● **The input**:

▬▬▬▬▬▬▬▬▬▬

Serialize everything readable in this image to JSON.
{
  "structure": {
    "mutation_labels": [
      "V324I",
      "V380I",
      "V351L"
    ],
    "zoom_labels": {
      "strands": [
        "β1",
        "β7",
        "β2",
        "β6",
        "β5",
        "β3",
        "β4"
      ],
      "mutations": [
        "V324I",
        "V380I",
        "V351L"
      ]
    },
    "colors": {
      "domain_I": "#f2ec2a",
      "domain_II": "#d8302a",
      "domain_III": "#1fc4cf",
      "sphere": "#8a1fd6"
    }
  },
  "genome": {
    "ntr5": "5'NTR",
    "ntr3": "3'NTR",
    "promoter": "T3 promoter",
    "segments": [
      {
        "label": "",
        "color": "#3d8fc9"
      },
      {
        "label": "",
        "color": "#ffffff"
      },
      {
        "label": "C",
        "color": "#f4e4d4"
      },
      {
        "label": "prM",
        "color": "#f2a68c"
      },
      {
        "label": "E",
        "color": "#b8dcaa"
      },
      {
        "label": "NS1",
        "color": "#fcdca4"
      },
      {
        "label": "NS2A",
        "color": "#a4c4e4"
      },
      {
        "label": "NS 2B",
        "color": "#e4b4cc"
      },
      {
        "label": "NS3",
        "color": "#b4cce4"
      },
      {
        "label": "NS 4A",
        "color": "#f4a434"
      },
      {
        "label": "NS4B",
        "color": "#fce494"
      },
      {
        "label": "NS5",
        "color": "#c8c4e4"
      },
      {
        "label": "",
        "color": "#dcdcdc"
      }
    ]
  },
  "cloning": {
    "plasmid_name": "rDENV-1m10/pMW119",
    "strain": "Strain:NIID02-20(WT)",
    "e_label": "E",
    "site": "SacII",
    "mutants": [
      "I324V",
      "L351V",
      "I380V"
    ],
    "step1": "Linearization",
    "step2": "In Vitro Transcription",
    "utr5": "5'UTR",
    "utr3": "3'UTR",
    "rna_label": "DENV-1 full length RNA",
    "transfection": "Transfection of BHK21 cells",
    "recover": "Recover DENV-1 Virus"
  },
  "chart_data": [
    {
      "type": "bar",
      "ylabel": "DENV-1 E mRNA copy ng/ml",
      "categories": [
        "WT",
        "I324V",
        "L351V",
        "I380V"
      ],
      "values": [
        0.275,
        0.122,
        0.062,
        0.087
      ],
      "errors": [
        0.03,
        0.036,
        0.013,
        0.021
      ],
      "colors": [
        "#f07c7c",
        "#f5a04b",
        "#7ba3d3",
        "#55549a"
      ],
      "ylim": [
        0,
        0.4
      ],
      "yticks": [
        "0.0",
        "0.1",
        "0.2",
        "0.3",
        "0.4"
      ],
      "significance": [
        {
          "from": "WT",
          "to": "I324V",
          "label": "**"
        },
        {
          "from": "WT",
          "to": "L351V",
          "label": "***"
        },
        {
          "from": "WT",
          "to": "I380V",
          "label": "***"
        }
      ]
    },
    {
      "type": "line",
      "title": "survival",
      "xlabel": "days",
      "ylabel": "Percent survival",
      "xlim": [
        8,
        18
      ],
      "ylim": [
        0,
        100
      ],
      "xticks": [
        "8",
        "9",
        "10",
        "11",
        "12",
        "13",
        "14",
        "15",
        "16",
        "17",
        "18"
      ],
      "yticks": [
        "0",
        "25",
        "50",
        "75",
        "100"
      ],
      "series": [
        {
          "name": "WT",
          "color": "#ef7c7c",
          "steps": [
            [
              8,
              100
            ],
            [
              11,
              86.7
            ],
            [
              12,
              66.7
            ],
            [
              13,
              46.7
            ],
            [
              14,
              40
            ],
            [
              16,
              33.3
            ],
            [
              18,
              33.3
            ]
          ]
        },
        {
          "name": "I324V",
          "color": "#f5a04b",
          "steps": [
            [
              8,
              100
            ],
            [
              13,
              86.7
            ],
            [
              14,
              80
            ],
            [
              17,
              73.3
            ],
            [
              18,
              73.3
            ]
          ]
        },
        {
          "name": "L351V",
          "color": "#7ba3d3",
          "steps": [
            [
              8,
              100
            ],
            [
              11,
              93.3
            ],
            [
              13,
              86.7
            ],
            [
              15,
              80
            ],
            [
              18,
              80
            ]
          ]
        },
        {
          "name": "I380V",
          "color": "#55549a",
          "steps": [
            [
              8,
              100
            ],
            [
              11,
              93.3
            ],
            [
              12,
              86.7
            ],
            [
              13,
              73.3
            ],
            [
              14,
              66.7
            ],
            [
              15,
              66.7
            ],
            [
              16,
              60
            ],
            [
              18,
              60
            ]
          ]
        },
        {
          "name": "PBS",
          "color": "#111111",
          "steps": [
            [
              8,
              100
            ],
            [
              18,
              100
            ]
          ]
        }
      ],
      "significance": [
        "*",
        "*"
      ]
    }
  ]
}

▬▬▬▬▬▬▬▬▬▬

● **Task**:
What you return must match the data line for line.

● **Reply**:
Serialize everything readable in this image to JSON.
{
  "structure": {
    "mutation_labels": [
      "V324I",
      "V380I",
      "V351L"
    ],
    "zoom_labels": {
      "strands": [
        "β1",
        "β7",
        "β2",
        "β6",
        "β5",
        "β3",
        "β4"
      ],
      "mutations": [
        "V324I",
        "V380I",
        "V351L"
      ]
    },
    "colors": {
      "domain_I": "#f2ec2a",
      "domain_II": "#d8302a",
      "domain_III": "#1fc4cf",
      "sphere": "#8a1fd6"
    }
  },
  "genome": {
    "ntr5": "5'NTR",
    "ntr3": "3'NTR",
    "promoter": "T3 promoter",
    "segments": [
      {
        "label": "",
        "color": "#3d8fc9"
      },
      {
        "label": "",
        "color": "#ffffff"
      },
      {
        "label": "C",
        "color": "#f4e4d4"
      },
      {
        "label": "prM",
        "color": "#f2a68c"
      },
      {
        "label": "E",
        "color": "#b8dcaa"
      },
      {
        "label": "NS1",
        "color": "#fcdca4"
      },
      {
        "label": "NS2A",
        "color": "#a4c4e4"
      },
      {
        "label": "NS 2B",
        "color": "#e4b4cc"
      },
      {
        "label": "NS3",
        "color": "#b4cce4"
      },
      {
        "label": "NS 4A",
        "color": "#f4a434"
      },
      {
        "label": "NS4B",
        "color": "#fce494"
      },
      {
        "label": "NS5",
        "color": "#c8c4e4"
      },
      {
        "label": "",
        "color": "#dcdcdc"
      }
    ]
  },
  "cloning": {
    "plasmid_name": "rDENV-1m10/pMW119",
    "strain": "Strain:NIID02-20(WT)",
    "e_label": "E",
    "site": "SacII",
    "mutants": [
      "I324V",
      "L351V",
      "I380V"
    ],
    "step1": "Linearization",
    "step2": "In Vitro Transcription",
    "utr5": "5'UTR",
    "utr3": "3'UTR",
    "rna_label": "DENV-1 full length RNA",
    "transfection": "Transfection of BHK21 cells",
    "recover": "Recover DENV-1 Virus"
  },
  "chart_data": [
    {
      "type": "bar",
      "ylabel": "DENV-1 E mRNA copy ng/ml",
      "categories": [
        "WT",
        "I324V",
        "L351V",
        "I380V"
      ],
      "values": [
        0.275,
        0.122,
        0.062,
        0.087
      ],
      "errors": [
        0.03,
        0.036,
        0.013,
        0.021
      ],
      "colors": [
        "#f07c7c",
        "#f5a04b",
        "#7ba3d3",
        "#55549a"
      ],
      "ylim": [
        0,
        0.4
      ],
      "yticks": [
        "0.0",
        "0.1",
        "0.2",
        "0.3",
        "0.4"
      ],
      "significance": [
        {
          "from": "WT",
          "to": "I324V",
          "label": "**"
        },
        {
          "from": "WT",
          "to": "L351V",
          "label": "***"
        },
        {
          "from": "WT",
          "to": "I380V",
          "label": "***"
        }
      ]
    },
    {
      "type": "line",
      "title": "survival",
      "xlabel": "days",
      "ylabel": "Percent survival",
      "xlim": [
        8,
        18
      ],
      "ylim": [
        0,
        100
      ],
      "xticks": [
        "8",
        "9",
        "10",
        "11",
        "12",
        "13",
        "14",
        "15",
        "16",
        "17",
        "18"
      ],
      "yticks": [
        "0",
        "25",
        "50",
        "75",
        "100"
      ],
      "series": [
        {
          "name": "WT",
          "color": "#ef7c7c",
          "steps": [
            [
              8,
              100
            ],
            [
              11,
              86.7
            ],
            [
              12,
              66.7
            ],
            [
              13,
              46.7
            ],
            [
              14,
              40
            ],
            [
              16,
              33.3
            ],
            [
              18,
              33.3
            ]
          ]
        },
        {
          "name": "I324V",
          "color": "#f5a04b",
          "steps": [
            [
              8,
              100
            ],
            [
              13,
              86.7
            ],
            [
              14,
              80
            ],
            [
              17,
              73.3
            ],
            [
              18,
              73.3
            ]
          ]
        },
        {
          "name": "L351V",
          "color": "#7ba3d3",
          "steps": [
            [
              8,
              100
            ],
            [
              11,
              93.3
            ],
            [
              13,
              86.7
            ],
            [
              15,
              80
            ],
            [
              18,
              80
            ]
          ]
        },
        {
          "name": "I380V",
          "color": "#55549a",
          "steps": [
            [
              8,
              100
            ],
            [
              11,
              93.3
            ],
            [
              12,
              86.7
            ],
            [
              13,
              73.3
            ],
            [
              14,
              66.7
            ],
            [
              15,
              66.7
            ],
            [
              16,
              60
            ],
            [
              18,
              60
            ]
          ]
        },
        {
          "name": "PBS",
          "color": "#111111",
          "steps": [
            [
              8,
              100
            ],
            [
              18,
              100
            ]
          ]
        }
      ],
      "significance": [
        "*",
        "*"
      ]
    }
  ]
}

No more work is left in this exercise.